**The records**
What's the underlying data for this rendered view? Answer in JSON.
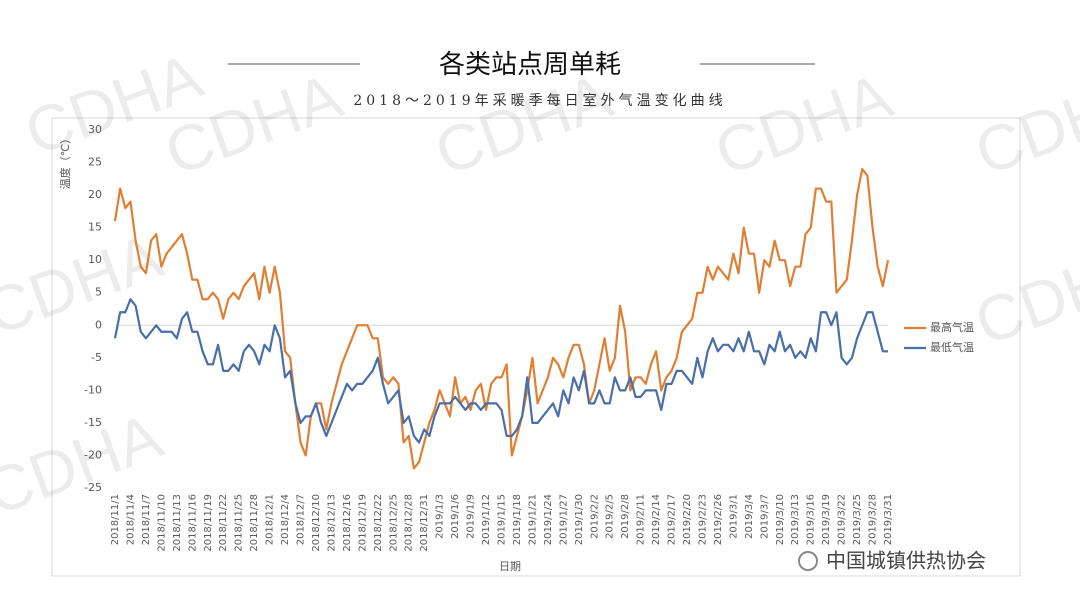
{
  "chart_data": {
    "type": "line",
    "title": "各类站点周单耗",
    "subtitle": "2018～2019年采暖季每日室外气温变化曲线",
    "y_label": "温度（℃）",
    "x_label": "日期",
    "watermark": "CDHA",
    "source": "中国城镇供热协会",
    "ylim": [
      -25,
      30
    ],
    "yticks": [
      -25,
      -20,
      -15,
      -10,
      -5,
      0,
      5,
      10,
      15,
      20,
      25,
      30
    ],
    "grid": false,
    "legend": "right",
    "categories": [
      "2018/11/1",
      null,
      null,
      "2018/11/4",
      null,
      null,
      "2018/11/7",
      null,
      null,
      "2018/11/10",
      null,
      null,
      "2018/11/13",
      null,
      null,
      "2018/11/16",
      null,
      null,
      "2018/11/19",
      null,
      null,
      "2018/11/22",
      null,
      null,
      "2018/11/25",
      null,
      null,
      "2018/11/28",
      null,
      null,
      "2018/12/1",
      null,
      null,
      "2018/12/4",
      null,
      null,
      "2018/12/7",
      null,
      null,
      "2018/12/10",
      null,
      null,
      "2018/12/13",
      null,
      null,
      "2018/12/16",
      null,
      null,
      "2018/12/19",
      null,
      null,
      "2018/12/22",
      null,
      null,
      "2018/12/25",
      null,
      null,
      "2018/12/28",
      null,
      null,
      "2018/12/31",
      null,
      null,
      "2019/1/3",
      null,
      null,
      "2019/1/6",
      null,
      null,
      "2019/1/9",
      null,
      null,
      "2019/1/12",
      null,
      null,
      "2019/1/15",
      null,
      null,
      "2019/1/18",
      null,
      null,
      "2019/1/21",
      null,
      null,
      "2019/1/24",
      null,
      null,
      "2019/1/27",
      null,
      null,
      "2019/1/30",
      null,
      null,
      "2019/2/2",
      null,
      null,
      "2019/2/5",
      null,
      null,
      "2019/2/8",
      null,
      null,
      "2019/2/11",
      null,
      null,
      "2019/2/14",
      null,
      null,
      "2019/2/17",
      null,
      null,
      "2019/2/20",
      null,
      null,
      "2019/2/23",
      null,
      null,
      "2019/2/26",
      null,
      null,
      "2019/3/1",
      null,
      null,
      "2019/3/4",
      null,
      null,
      "2019/3/7",
      null,
      null,
      "2019/3/10",
      null,
      null,
      "2019/3/13",
      null,
      null,
      "2019/3/16",
      null,
      null,
      "2019/3/19",
      null,
      null,
      "2019/3/22",
      null,
      null,
      "2019/3/25",
      null,
      null,
      "2019/3/28",
      null,
      null,
      "2019/3/31"
    ],
    "series": [
      {
        "name": "最高气温",
        "color": "#e07f33",
        "values": [
          16,
          21,
          18,
          19,
          13,
          9,
          8,
          13,
          14,
          9,
          11,
          12,
          13,
          14,
          11,
          7,
          7,
          4,
          4,
          5,
          4,
          1,
          4,
          5,
          4,
          6,
          7,
          8,
          4,
          9,
          5,
          9,
          5,
          -4,
          -5,
          -12,
          -18,
          -20,
          -14,
          -12,
          -12,
          -16,
          -12,
          -9,
          -6,
          -4,
          -2,
          0,
          0,
          0,
          -2,
          -2,
          -8,
          -9,
          -8,
          -9,
          -18,
          -17,
          -22,
          -21,
          -18,
          -15,
          -13,
          -10,
          -12,
          -14,
          -8,
          -12,
          -11,
          -13,
          -10,
          -9,
          -13,
          -9,
          -8,
          -8,
          -6,
          -20,
          -17,
          -14,
          -10,
          -5,
          -12,
          -10,
          -8,
          -5,
          -6,
          -8,
          -5,
          -3,
          -3,
          -6,
          -12,
          -10,
          -6,
          -2,
          -7,
          -5,
          3,
          -1,
          -10,
          -8,
          -8,
          -9,
          -6,
          -4,
          -10,
          -8,
          -7,
          -5,
          -1,
          0,
          1,
          5,
          5,
          9,
          7,
          9,
          8,
          7,
          11,
          8,
          15,
          11,
          11,
          5,
          10,
          9,
          13,
          10,
          10,
          6,
          9,
          9,
          14,
          15,
          21,
          21,
          19,
          19,
          5,
          6,
          7,
          13,
          20,
          24,
          23,
          15,
          9,
          6,
          10
        ]
      },
      {
        "name": "最低气温",
        "color": "#4a6fa8",
        "values": [
          -2,
          2,
          2,
          4,
          3,
          -1,
          -2,
          -1,
          0,
          -1,
          -1,
          -1,
          -2,
          1,
          2,
          -1,
          -1,
          -4,
          -6,
          -6,
          -3,
          -7,
          -7,
          -6,
          -7,
          -4,
          -3,
          -4,
          -6,
          -3,
          -4,
          0,
          -2,
          -8,
          -7,
          -12,
          -15,
          -14,
          -14,
          -12,
          -15,
          -17,
          -15,
          -13,
          -11,
          -9,
          -10,
          -9,
          -9,
          -8,
          -7,
          -5,
          -9,
          -12,
          -11,
          -10,
          -15,
          -14,
          -17,
          -18,
          -16,
          -17,
          -14,
          -12,
          -12,
          -12,
          -11,
          -12,
          -13,
          -12,
          -12,
          -13,
          -12,
          -12,
          -12,
          -13,
          -17,
          -17,
          -16,
          -14,
          -8,
          -15,
          -15,
          -14,
          -13,
          -12,
          -14,
          -10,
          -12,
          -8,
          -10,
          -7,
          -12,
          -12,
          -10,
          -12,
          -12,
          -8,
          -10,
          -10,
          -8,
          -11,
          -11,
          -10,
          -10,
          -10,
          -13,
          -9,
          -9,
          -7,
          -7,
          -8,
          -9,
          -5,
          -8,
          -4,
          -2,
          -4,
          -3,
          -3,
          -4,
          -2,
          -4,
          -1,
          -4,
          -4,
          -6,
          -3,
          -4,
          -1,
          -4,
          -3,
          -5,
          -4,
          -5,
          -2,
          -4,
          2,
          2,
          0,
          2,
          -5,
          -6,
          -5,
          -2,
          0,
          2,
          2,
          -1,
          -4,
          -4
        ]
      }
    ]
  }
}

**What is expected**
Transcribe each entry precisely as given, leaving the pictures out.

**Written response**
What's the underlying data for this rendered view? Answer in JSON.
{
  "chart_data": {
    "type": "line",
    "title": "各类站点周单耗",
    "subtitle": "2018～2019年采暖季每日室外气温变化曲线",
    "y_label": "温度（℃）",
    "x_label": "日期",
    "watermark": "CDHA",
    "source": "中国城镇供热协会",
    "ylim": [
      -25,
      30
    ],
    "yticks": [
      -25,
      -20,
      -15,
      -10,
      -5,
      0,
      5,
      10,
      15,
      20,
      25,
      30
    ],
    "grid": false,
    "legend": "right",
    "categories": [
      "2018/11/1",
      null,
      null,
      "2018/11/4",
      null,
      null,
      "2018/11/7",
      null,
      null,
      "2018/11/10",
      null,
      null,
      "2018/11/13",
      null,
      null,
      "2018/11/16",
      null,
      null,
      "2018/11/19",
      null,
      null,
      "2018/11/22",
      null,
      null,
      "2018/11/25",
      null,
      null,
      "2018/11/28",
      null,
      null,
      "2018/12/1",
      null,
      null,
      "2018/12/4",
      null,
      null,
      "2018/12/7",
      null,
      null,
      "2018/12/10",
      null,
      null,
      "2018/12/13",
      null,
      null,
      "2018/12/16",
      null,
      null,
      "2018/12/19",
      null,
      null,
      "2018/12/22",
      null,
      null,
      "2018/12/25",
      null,
      null,
      "2018/12/28",
      null,
      null,
      "2018/12/31",
      null,
      null,
      "2019/1/3",
      null,
      null,
      "2019/1/6",
      null,
      null,
      "2019/1/9",
      null,
      null,
      "2019/1/12",
      null,
      null,
      "2019/1/15",
      null,
      null,
      "2019/1/18",
      null,
      null,
      "2019/1/21",
      null,
      null,
      "2019/1/24",
      null,
      null,
      "2019/1/27",
      null,
      null,
      "2019/1/30",
      null,
      null,
      "2019/2/2",
      null,
      null,
      "2019/2/5",
      null,
      null,
      "2019/2/8",
      null,
      null,
      "2019/2/11",
      null,
      null,
      "2019/2/14",
      null,
      null,
      "2019/2/17",
      null,
      null,
      "2019/2/20",
      null,
      null,
      "2019/2/23",
      null,
      null,
      "2019/2/26",
      null,
      null,
      "2019/3/1",
      null,
      null,
      "2019/3/4",
      null,
      null,
      "2019/3/7",
      null,
      null,
      "2019/3/10",
      null,
      null,
      "2019/3/13",
      null,
      null,
      "2019/3/16",
      null,
      null,
      "2019/3/19",
      null,
      null,
      "2019/3/22",
      null,
      null,
      "2019/3/25",
      null,
      null,
      "2019/3/28",
      null,
      null,
      "2019/3/31"
    ],
    "series": [
      {
        "name": "最高气温",
        "color": "#e07f33",
        "values": [
          16,
          21,
          18,
          19,
          13,
          9,
          8,
          13,
          14,
          9,
          11,
          12,
          13,
          14,
          11,
          7,
          7,
          4,
          4,
          5,
          4,
          1,
          4,
          5,
          4,
          6,
          7,
          8,
          4,
          9,
          5,
          9,
          5,
          -4,
          -5,
          -12,
          -18,
          -20,
          -14,
          -12,
          -12,
          -16,
          -12,
          -9,
          -6,
          -4,
          -2,
          0,
          0,
          0,
          -2,
          -2,
          -8,
          -9,
          -8,
          -9,
          -18,
          -17,
          -22,
          -21,
          -18,
          -15,
          -13,
          -10,
          -12,
          -14,
          -8,
          -12,
          -11,
          -13,
          -10,
          -9,
          -13,
          -9,
          -8,
          -8,
          -6,
          -20,
          -17,
          -14,
          -10,
          -5,
          -12,
          -10,
          -8,
          -5,
          -6,
          -8,
          -5,
          -3,
          -3,
          -6,
          -12,
          -10,
          -6,
          -2,
          -7,
          -5,
          3,
          -1,
          -10,
          -8,
          -8,
          -9,
          -6,
          -4,
          -10,
          -8,
          -7,
          -5,
          -1,
          0,
          1,
          5,
          5,
          9,
          7,
          9,
          8,
          7,
          11,
          8,
          15,
          11,
          11,
          5,
          10,
          9,
          13,
          10,
          10,
          6,
          9,
          9,
          14,
          15,
          21,
          21,
          19,
          19,
          5,
          6,
          7,
          13,
          20,
          24,
          23,
          15,
          9,
          6,
          10
        ]
      },
      {
        "name": "最低气温",
        "color": "#4a6fa8",
        "values": [
          -2,
          2,
          2,
          4,
          3,
          -1,
          -2,
          -1,
          0,
          -1,
          -1,
          -1,
          -2,
          1,
          2,
          -1,
          -1,
          -4,
          -6,
          -6,
          -3,
          -7,
          -7,
          -6,
          -7,
          -4,
          -3,
          -4,
          -6,
          -3,
          -4,
          0,
          -2,
          -8,
          -7,
          -12,
          -15,
          -14,
          -14,
          -12,
          -15,
          -17,
          -15,
          -13,
          -11,
          -9,
          -10,
          -9,
          -9,
          -8,
          -7,
          -5,
          -9,
          -12,
          -11,
          -10,
          -15,
          -14,
          -17,
          -18,
          -16,
          -17,
          -14,
          -12,
          -12,
          -12,
          -11,
          -12,
          -13,
          -12,
          -12,
          -13,
          -12,
          -12,
          -12,
          -13,
          -17,
          -17,
          -16,
          -14,
          -8,
          -15,
          -15,
          -14,
          -13,
          -12,
          -14,
          -10,
          -12,
          -8,
          -10,
          -7,
          -12,
          -12,
          -10,
          -12,
          -12,
          -8,
          -10,
          -10,
          -8,
          -11,
          -11,
          -10,
          -10,
          -10,
          -13,
          -9,
          -9,
          -7,
          -7,
          -8,
          -9,
          -5,
          -8,
          -4,
          -2,
          -4,
          -3,
          -3,
          -4,
          -2,
          -4,
          -1,
          -4,
          -4,
          -6,
          -3,
          -4,
          -1,
          -4,
          -3,
          -5,
          -4,
          -5,
          -2,
          -4,
          2,
          2,
          0,
          2,
          -5,
          -6,
          -5,
          -2,
          0,
          2,
          2,
          -1,
          -4,
          -4
        ]
      }
    ]
  }
}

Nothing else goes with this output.